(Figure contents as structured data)
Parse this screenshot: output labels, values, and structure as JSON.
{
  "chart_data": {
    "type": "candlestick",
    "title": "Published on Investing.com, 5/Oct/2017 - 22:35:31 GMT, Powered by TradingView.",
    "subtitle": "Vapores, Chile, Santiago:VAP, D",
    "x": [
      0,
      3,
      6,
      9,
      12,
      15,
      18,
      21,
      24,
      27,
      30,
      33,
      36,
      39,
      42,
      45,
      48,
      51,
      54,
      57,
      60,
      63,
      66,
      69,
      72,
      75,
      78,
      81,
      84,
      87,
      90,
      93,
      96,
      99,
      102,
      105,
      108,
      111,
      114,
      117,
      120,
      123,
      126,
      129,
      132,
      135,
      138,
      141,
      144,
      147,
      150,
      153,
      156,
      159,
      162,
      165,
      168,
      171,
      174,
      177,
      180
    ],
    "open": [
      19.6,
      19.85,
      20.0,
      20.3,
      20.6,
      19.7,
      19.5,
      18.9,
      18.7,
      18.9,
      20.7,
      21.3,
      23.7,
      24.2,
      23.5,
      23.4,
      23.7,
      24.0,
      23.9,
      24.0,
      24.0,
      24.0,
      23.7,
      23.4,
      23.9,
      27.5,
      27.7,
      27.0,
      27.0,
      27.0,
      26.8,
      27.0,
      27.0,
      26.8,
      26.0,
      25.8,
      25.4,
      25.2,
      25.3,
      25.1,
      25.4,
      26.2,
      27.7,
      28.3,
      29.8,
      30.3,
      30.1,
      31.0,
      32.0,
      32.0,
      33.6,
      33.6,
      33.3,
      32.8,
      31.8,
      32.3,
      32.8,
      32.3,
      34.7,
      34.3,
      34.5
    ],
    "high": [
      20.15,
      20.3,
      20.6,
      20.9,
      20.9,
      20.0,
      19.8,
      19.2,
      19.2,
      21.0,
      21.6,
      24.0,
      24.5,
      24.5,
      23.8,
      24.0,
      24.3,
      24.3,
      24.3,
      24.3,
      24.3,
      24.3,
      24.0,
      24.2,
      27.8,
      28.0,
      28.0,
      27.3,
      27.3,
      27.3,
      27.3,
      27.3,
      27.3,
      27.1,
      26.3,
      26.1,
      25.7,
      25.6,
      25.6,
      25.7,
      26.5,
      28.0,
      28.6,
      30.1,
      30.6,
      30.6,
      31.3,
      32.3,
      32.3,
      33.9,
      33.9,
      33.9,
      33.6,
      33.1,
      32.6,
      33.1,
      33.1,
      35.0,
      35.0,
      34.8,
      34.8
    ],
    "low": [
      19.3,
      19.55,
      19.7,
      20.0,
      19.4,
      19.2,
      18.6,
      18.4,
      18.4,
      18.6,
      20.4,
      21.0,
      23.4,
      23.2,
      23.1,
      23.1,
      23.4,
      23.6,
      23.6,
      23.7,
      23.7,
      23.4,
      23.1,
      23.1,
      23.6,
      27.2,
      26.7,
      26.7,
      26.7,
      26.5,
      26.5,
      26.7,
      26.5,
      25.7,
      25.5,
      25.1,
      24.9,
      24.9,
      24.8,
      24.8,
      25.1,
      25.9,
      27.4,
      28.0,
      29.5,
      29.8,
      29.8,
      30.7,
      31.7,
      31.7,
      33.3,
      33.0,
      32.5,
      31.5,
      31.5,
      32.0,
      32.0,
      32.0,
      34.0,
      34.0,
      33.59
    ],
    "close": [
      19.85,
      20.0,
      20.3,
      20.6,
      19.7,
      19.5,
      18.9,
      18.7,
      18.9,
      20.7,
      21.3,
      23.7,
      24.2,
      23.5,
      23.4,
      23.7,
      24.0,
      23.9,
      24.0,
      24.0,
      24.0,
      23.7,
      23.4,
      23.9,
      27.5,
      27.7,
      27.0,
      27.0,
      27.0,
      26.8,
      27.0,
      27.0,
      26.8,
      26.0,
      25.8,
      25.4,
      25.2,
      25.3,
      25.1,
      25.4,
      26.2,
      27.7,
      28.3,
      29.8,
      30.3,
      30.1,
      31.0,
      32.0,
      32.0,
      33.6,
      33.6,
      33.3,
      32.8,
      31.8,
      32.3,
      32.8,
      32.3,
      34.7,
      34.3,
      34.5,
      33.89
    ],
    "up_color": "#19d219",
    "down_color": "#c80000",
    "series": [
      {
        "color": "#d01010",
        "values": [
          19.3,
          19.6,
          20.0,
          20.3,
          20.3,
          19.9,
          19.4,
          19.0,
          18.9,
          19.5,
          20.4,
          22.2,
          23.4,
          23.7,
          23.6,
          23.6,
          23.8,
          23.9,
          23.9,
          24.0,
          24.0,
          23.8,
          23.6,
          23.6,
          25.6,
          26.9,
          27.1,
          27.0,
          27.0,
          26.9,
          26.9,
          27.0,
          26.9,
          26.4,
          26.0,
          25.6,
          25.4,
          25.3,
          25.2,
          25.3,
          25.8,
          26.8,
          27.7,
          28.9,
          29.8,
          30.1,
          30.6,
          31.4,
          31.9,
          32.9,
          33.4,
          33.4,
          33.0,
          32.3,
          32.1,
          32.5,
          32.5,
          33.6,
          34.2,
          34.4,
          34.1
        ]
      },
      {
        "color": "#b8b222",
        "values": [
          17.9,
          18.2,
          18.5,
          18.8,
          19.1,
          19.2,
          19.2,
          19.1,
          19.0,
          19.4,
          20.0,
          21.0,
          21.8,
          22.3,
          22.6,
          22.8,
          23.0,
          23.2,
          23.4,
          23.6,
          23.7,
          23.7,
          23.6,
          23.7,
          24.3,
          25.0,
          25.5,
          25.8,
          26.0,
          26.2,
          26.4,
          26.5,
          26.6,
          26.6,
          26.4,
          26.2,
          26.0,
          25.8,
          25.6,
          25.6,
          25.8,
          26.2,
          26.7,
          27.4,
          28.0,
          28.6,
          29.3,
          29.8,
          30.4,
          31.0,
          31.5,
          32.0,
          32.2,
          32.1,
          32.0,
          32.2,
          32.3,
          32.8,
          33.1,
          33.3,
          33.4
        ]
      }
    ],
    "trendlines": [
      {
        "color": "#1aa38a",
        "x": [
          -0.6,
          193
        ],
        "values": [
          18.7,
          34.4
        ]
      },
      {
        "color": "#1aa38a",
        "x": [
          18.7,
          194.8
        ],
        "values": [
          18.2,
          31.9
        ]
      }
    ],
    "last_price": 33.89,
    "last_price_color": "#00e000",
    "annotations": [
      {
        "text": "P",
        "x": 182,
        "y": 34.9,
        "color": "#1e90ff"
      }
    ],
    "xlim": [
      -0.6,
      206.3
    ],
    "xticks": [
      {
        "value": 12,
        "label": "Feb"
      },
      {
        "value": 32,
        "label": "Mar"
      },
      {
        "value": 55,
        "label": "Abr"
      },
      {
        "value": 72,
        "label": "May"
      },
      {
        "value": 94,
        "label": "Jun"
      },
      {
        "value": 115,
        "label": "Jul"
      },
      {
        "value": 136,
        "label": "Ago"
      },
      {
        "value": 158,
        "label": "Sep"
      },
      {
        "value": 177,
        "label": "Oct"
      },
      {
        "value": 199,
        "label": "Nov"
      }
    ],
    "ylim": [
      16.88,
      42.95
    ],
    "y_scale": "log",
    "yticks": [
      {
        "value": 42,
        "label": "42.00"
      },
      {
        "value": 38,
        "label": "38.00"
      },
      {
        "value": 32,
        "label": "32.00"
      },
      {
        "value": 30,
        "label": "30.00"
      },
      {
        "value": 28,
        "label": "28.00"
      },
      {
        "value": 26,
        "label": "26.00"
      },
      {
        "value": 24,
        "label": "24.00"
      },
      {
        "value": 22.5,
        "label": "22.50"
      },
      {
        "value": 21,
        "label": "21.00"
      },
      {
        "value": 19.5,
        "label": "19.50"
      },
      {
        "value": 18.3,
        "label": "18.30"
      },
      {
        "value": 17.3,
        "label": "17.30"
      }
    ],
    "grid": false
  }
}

--

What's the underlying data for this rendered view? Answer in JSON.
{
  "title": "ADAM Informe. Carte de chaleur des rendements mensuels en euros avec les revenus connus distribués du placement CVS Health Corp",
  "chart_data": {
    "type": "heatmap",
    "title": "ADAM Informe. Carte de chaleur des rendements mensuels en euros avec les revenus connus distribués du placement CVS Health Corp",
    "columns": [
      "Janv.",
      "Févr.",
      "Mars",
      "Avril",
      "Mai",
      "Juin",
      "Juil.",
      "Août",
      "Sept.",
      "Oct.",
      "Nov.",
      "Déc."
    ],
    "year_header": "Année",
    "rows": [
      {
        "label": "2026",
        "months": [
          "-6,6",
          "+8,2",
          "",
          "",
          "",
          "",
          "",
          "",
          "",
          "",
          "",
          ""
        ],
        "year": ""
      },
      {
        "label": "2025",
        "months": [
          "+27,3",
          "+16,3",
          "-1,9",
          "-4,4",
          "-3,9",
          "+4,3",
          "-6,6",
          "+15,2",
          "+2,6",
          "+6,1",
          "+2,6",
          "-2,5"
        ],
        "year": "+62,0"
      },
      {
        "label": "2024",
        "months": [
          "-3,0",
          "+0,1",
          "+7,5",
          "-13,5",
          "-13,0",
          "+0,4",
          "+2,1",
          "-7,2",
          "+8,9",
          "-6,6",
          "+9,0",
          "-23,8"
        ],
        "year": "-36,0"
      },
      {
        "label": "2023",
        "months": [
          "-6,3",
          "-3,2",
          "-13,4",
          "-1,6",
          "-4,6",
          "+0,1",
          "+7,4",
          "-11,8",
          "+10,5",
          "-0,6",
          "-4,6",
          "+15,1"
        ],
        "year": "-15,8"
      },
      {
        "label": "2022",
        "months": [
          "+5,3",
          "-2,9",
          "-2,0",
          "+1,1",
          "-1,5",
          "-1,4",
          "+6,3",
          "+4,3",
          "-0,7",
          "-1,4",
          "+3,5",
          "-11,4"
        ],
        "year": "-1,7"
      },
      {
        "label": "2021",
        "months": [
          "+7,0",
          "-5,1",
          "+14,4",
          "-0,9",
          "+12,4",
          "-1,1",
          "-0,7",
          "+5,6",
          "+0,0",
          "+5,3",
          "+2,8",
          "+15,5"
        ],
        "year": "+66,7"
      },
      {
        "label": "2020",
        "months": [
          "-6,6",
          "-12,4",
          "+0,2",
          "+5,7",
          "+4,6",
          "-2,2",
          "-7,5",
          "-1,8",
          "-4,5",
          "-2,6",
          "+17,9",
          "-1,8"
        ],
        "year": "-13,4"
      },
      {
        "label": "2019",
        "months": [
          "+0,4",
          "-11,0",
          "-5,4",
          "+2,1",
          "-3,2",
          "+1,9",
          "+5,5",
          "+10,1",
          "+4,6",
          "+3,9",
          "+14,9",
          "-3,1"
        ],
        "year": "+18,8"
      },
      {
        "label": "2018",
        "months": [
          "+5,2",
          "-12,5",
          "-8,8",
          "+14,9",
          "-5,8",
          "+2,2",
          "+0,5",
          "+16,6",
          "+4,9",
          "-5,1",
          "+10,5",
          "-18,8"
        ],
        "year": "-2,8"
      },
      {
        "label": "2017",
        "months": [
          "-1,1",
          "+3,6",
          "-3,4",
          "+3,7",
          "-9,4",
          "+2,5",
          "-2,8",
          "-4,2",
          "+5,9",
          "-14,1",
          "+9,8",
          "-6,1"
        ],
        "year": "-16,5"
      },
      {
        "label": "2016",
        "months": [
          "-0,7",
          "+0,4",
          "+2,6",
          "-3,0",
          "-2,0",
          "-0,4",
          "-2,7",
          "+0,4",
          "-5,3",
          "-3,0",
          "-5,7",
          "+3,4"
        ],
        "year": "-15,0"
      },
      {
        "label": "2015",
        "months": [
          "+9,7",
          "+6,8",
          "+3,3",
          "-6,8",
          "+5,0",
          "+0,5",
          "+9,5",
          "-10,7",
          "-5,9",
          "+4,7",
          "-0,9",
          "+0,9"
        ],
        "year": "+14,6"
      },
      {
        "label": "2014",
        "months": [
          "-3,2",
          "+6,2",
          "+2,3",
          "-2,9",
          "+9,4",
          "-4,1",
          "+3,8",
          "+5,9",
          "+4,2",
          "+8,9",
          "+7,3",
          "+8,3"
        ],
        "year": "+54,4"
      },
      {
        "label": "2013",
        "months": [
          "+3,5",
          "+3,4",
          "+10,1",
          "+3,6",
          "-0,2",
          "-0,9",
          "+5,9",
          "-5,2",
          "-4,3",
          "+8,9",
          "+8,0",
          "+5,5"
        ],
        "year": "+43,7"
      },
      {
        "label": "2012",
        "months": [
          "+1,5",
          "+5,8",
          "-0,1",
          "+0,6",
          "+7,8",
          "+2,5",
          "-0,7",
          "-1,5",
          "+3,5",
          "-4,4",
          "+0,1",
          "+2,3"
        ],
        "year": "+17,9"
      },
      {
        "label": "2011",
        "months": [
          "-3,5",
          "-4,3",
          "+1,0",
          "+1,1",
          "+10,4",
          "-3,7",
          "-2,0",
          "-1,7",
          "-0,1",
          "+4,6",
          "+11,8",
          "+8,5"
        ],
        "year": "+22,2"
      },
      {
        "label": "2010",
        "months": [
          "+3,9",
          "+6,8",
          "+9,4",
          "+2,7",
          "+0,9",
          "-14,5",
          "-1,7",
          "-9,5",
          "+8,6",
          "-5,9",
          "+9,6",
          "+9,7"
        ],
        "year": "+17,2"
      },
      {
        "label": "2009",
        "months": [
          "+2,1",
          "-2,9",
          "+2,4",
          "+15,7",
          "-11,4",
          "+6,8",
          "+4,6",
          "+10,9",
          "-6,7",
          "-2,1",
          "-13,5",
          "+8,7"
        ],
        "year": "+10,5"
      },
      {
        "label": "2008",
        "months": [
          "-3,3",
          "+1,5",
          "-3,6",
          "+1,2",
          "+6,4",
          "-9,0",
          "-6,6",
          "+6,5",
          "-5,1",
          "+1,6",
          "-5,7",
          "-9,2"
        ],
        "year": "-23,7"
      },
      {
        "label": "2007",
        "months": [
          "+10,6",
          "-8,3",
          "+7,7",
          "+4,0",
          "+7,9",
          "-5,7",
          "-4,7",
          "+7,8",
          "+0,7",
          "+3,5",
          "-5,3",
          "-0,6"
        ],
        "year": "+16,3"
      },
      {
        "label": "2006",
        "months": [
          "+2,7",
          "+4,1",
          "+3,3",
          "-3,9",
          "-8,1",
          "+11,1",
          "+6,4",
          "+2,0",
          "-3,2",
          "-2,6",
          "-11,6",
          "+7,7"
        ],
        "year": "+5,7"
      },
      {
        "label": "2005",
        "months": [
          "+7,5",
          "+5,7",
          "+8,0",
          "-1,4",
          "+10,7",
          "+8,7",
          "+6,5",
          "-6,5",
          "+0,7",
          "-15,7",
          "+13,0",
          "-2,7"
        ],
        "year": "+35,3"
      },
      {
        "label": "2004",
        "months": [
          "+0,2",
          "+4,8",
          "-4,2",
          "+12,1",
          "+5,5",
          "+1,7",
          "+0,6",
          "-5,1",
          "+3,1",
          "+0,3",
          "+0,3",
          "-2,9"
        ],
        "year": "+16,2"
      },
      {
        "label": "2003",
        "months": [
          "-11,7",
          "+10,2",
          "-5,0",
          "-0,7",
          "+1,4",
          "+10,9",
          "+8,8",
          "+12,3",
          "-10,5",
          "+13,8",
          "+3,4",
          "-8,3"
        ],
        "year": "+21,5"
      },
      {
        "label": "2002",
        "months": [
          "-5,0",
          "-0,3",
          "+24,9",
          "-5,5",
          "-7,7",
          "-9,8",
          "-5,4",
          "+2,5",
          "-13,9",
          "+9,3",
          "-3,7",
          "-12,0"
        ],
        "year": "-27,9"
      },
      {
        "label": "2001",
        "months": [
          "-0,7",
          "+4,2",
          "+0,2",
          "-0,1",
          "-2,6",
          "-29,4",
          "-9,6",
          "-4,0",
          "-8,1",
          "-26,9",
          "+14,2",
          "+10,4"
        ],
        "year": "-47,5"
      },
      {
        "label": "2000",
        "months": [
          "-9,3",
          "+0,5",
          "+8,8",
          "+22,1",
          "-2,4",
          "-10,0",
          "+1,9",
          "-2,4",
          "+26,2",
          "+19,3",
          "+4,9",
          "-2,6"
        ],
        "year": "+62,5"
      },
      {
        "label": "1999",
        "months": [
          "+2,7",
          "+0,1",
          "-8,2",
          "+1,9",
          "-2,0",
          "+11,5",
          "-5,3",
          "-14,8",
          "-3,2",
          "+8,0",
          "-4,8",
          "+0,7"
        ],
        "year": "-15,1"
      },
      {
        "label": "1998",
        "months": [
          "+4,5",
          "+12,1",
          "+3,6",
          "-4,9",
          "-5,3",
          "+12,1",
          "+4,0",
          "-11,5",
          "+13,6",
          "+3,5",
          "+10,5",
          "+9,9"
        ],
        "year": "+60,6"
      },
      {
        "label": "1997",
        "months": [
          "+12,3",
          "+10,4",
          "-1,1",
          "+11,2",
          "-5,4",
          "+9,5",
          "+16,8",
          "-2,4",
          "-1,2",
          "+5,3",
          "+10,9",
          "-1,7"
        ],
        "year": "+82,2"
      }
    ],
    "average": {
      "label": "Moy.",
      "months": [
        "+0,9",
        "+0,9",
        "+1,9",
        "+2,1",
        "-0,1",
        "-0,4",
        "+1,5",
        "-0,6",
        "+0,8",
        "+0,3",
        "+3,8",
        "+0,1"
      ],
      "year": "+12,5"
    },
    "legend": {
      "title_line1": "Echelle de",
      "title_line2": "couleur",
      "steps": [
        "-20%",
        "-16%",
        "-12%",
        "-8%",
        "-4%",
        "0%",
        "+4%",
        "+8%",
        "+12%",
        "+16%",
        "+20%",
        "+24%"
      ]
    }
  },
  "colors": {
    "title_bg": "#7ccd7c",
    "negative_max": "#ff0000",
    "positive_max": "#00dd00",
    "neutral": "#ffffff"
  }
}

...

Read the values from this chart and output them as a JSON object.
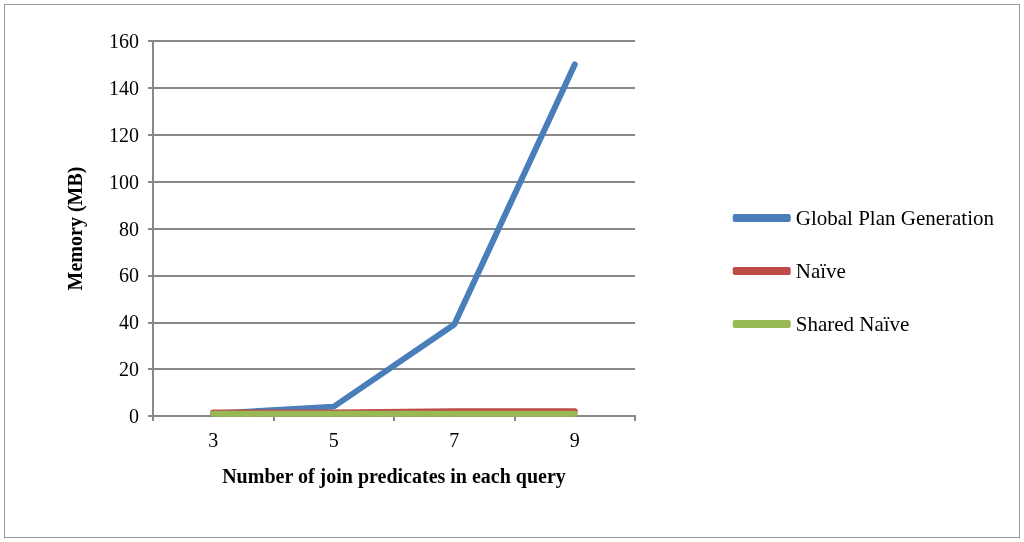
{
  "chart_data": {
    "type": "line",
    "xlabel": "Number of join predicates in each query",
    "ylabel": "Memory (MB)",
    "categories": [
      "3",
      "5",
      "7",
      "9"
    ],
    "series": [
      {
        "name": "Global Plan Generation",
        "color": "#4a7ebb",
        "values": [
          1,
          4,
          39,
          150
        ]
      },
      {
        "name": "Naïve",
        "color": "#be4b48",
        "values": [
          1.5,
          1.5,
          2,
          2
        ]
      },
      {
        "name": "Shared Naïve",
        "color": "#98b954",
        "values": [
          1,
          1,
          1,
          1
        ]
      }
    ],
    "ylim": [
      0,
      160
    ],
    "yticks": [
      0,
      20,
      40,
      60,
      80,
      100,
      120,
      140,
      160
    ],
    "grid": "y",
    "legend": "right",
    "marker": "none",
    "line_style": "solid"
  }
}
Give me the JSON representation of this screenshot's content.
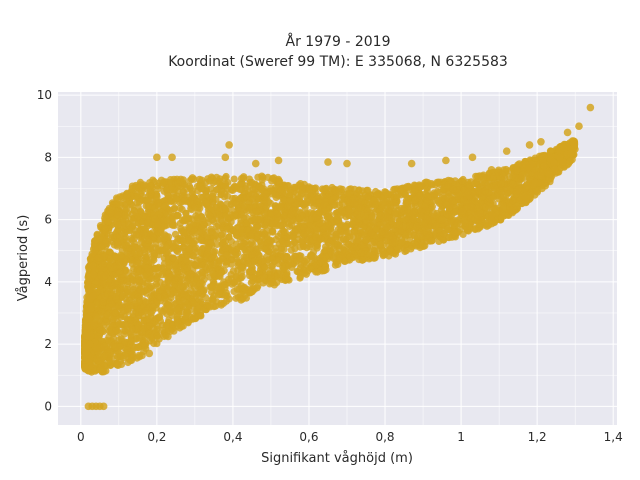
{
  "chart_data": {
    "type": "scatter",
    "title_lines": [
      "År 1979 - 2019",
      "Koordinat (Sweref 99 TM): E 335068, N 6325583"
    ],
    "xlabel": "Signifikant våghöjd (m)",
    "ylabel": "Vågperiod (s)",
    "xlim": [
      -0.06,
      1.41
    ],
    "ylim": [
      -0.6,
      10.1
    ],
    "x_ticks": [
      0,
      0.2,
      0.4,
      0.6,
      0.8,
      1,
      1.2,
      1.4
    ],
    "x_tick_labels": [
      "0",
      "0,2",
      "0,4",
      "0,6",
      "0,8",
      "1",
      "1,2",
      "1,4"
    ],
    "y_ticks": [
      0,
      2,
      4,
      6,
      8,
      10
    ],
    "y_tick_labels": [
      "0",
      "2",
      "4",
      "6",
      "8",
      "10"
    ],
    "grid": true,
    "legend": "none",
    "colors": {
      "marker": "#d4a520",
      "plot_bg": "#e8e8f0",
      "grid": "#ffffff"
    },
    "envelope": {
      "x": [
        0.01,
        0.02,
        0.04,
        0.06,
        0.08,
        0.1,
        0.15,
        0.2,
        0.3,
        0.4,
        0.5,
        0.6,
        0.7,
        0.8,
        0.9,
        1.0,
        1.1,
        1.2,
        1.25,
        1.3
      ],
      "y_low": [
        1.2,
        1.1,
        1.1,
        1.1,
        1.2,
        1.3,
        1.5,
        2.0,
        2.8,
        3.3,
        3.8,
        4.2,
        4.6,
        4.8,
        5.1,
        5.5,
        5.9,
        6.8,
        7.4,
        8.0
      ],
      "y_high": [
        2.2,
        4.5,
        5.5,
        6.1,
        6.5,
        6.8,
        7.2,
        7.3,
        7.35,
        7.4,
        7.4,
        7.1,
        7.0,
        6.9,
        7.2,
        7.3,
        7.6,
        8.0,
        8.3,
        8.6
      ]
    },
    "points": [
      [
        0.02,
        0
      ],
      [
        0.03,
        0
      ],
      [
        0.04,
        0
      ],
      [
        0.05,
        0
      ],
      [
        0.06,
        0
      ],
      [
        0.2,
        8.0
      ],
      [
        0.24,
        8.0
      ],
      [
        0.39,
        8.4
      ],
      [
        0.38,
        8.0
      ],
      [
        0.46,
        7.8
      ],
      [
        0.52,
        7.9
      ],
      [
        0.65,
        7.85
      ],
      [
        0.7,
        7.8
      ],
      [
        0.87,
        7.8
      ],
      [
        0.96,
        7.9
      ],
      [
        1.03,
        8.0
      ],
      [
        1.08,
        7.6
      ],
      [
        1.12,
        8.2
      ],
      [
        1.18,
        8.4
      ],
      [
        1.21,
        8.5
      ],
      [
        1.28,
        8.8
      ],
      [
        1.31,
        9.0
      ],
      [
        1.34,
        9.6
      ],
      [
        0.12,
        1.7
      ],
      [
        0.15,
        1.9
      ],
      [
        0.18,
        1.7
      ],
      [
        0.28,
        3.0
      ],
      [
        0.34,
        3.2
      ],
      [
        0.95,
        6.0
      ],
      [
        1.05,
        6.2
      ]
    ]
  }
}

Work required: Scan the records above for the string "avec", then report every line that contains it.

Correct answer:
  "title": "ADAM Informe. Carte de chaleur des rendements mensuels en euros avec les revenus connus distribués du placement CVS Health Corp",
    "title": "ADAM Informe. Carte de chaleur des rendements mensuels en euros avec les revenus connus distribués du placement CVS Health Corp",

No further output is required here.